**DATA**.

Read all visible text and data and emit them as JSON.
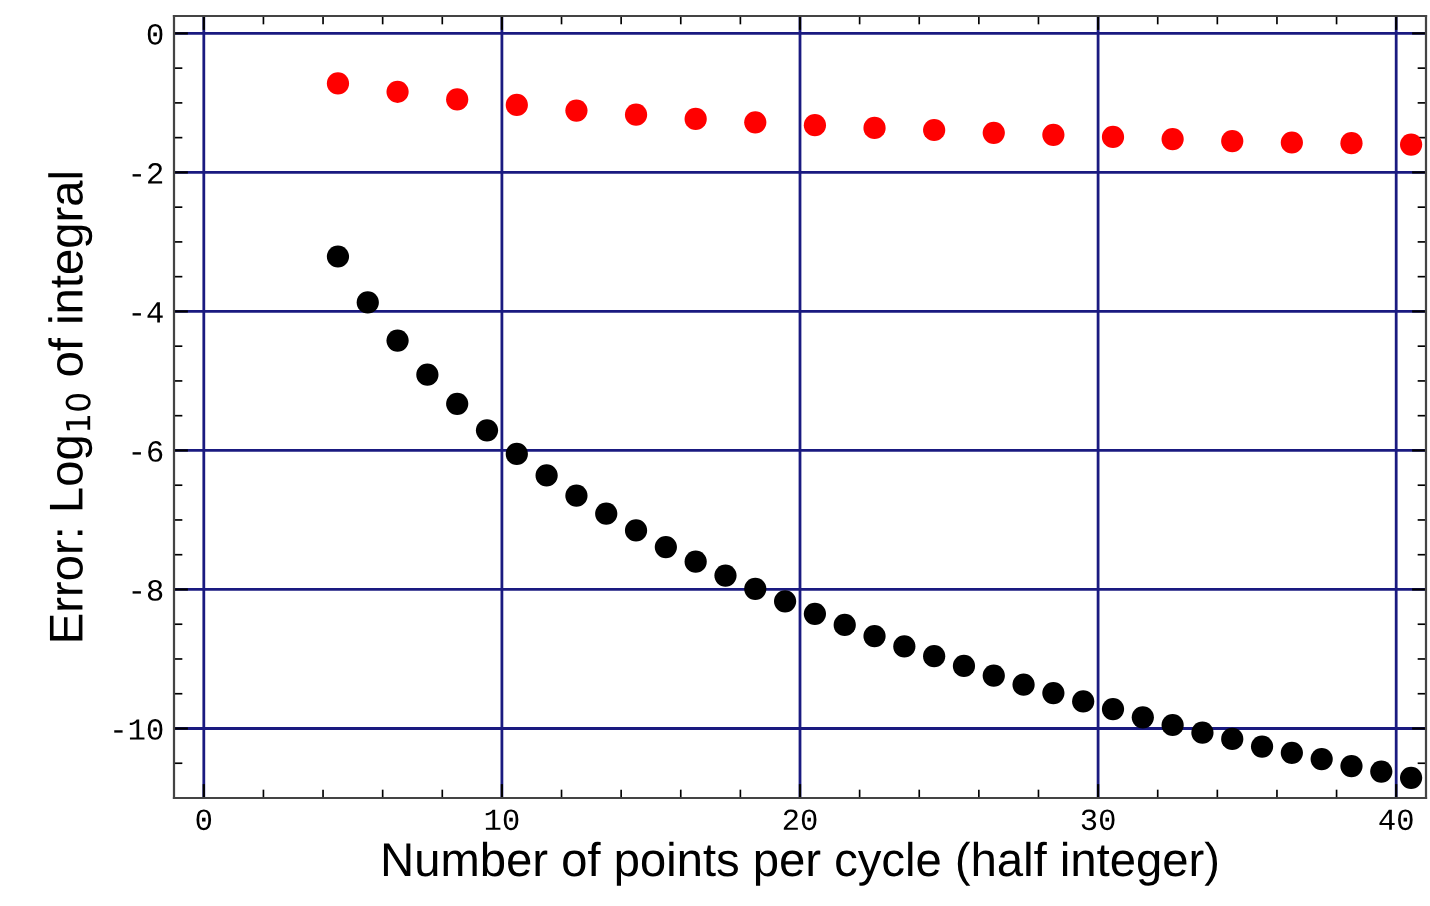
{
  "chart_data": {
    "type": "scatter",
    "xlabel": "Number of points per cycle (half integer)",
    "ylabel": "Error: Log$_{10}$ of integral",
    "xlim": [
      -1,
      41
    ],
    "xticks": [
      0,
      10,
      20,
      30,
      40
    ],
    "ylim": [
      -11,
      0.25
    ],
    "yticks": [
      -10,
      -8,
      -6,
      -4,
      -2,
      0
    ],
    "grid": true,
    "marker": "circle",
    "series": [
      {
        "color": "#ff0000",
        "x": [
          4.5,
          6.5,
          8.5,
          10.5,
          12.5,
          14.5,
          16.5,
          18.5,
          20.5,
          22.5,
          24.5,
          26.5,
          28.5,
          30.5,
          32.5,
          34.5,
          36.5,
          38.5,
          40.5
        ],
        "values": [
          -0.72,
          -0.84,
          -0.95,
          -1.03,
          -1.11,
          -1.17,
          -1.23,
          -1.28,
          -1.32,
          -1.36,
          -1.39,
          -1.43,
          -1.46,
          -1.49,
          -1.52,
          -1.55,
          -1.57,
          -1.58,
          -1.6
        ]
      },
      {
        "color": "#000000",
        "x": [
          4.5,
          5.5,
          6.5,
          7.5,
          8.5,
          9.5,
          10.5,
          11.5,
          12.5,
          13.5,
          14.5,
          15.5,
          16.5,
          17.5,
          18.5,
          19.5,
          20.5,
          21.5,
          22.5,
          23.5,
          24.5,
          25.5,
          26.5,
          27.5,
          28.5,
          29.5,
          30.5,
          31.5,
          32.5,
          33.5,
          34.5,
          35.5,
          36.5,
          37.5,
          38.5,
          39.5,
          40.5
        ],
        "values": [
          -3.21,
          -3.87,
          -4.42,
          -4.91,
          -5.33,
          -5.71,
          -6.05,
          -6.36,
          -6.65,
          -6.91,
          -7.15,
          -7.39,
          -7.6,
          -7.8,
          -7.99,
          -8.17,
          -8.35,
          -8.51,
          -8.67,
          -8.82,
          -8.96,
          -9.1,
          -9.24,
          -9.37,
          -9.49,
          -9.61,
          -9.72,
          -9.84,
          -9.95,
          -10.06,
          -10.15,
          -10.26,
          -10.35,
          -10.44,
          -10.54,
          -10.62,
          -10.71
        ]
      }
    ]
  }
}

**WHAT TO DO**. Reproduce the material word for word. Any pictures should be left out of the copy.

**ANSWER TO THE EXERCISE**.
Read all visible text and data and emit them as JSON.
{
  "chart_data": {
    "type": "scatter",
    "xlabel": "Number of points per cycle (half integer)",
    "ylabel": "Error: Log$_{10}$ of integral",
    "xlim": [
      -1,
      41
    ],
    "xticks": [
      0,
      10,
      20,
      30,
      40
    ],
    "ylim": [
      -11,
      0.25
    ],
    "yticks": [
      -10,
      -8,
      -6,
      -4,
      -2,
      0
    ],
    "grid": true,
    "marker": "circle",
    "series": [
      {
        "color": "#ff0000",
        "x": [
          4.5,
          6.5,
          8.5,
          10.5,
          12.5,
          14.5,
          16.5,
          18.5,
          20.5,
          22.5,
          24.5,
          26.5,
          28.5,
          30.5,
          32.5,
          34.5,
          36.5,
          38.5,
          40.5
        ],
        "values": [
          -0.72,
          -0.84,
          -0.95,
          -1.03,
          -1.11,
          -1.17,
          -1.23,
          -1.28,
          -1.32,
          -1.36,
          -1.39,
          -1.43,
          -1.46,
          -1.49,
          -1.52,
          -1.55,
          -1.57,
          -1.58,
          -1.6
        ]
      },
      {
        "color": "#000000",
        "x": [
          4.5,
          5.5,
          6.5,
          7.5,
          8.5,
          9.5,
          10.5,
          11.5,
          12.5,
          13.5,
          14.5,
          15.5,
          16.5,
          17.5,
          18.5,
          19.5,
          20.5,
          21.5,
          22.5,
          23.5,
          24.5,
          25.5,
          26.5,
          27.5,
          28.5,
          29.5,
          30.5,
          31.5,
          32.5,
          33.5,
          34.5,
          35.5,
          36.5,
          37.5,
          38.5,
          39.5,
          40.5
        ],
        "values": [
          -3.21,
          -3.87,
          -4.42,
          -4.91,
          -5.33,
          -5.71,
          -6.05,
          -6.36,
          -6.65,
          -6.91,
          -7.15,
          -7.39,
          -7.6,
          -7.8,
          -7.99,
          -8.17,
          -8.35,
          -8.51,
          -8.67,
          -8.82,
          -8.96,
          -9.1,
          -9.24,
          -9.37,
          -9.49,
          -9.61,
          -9.72,
          -9.84,
          -9.95,
          -10.06,
          -10.15,
          -10.26,
          -10.35,
          -10.44,
          -10.54,
          -10.62,
          -10.71
        ]
      }
    ]
  }
}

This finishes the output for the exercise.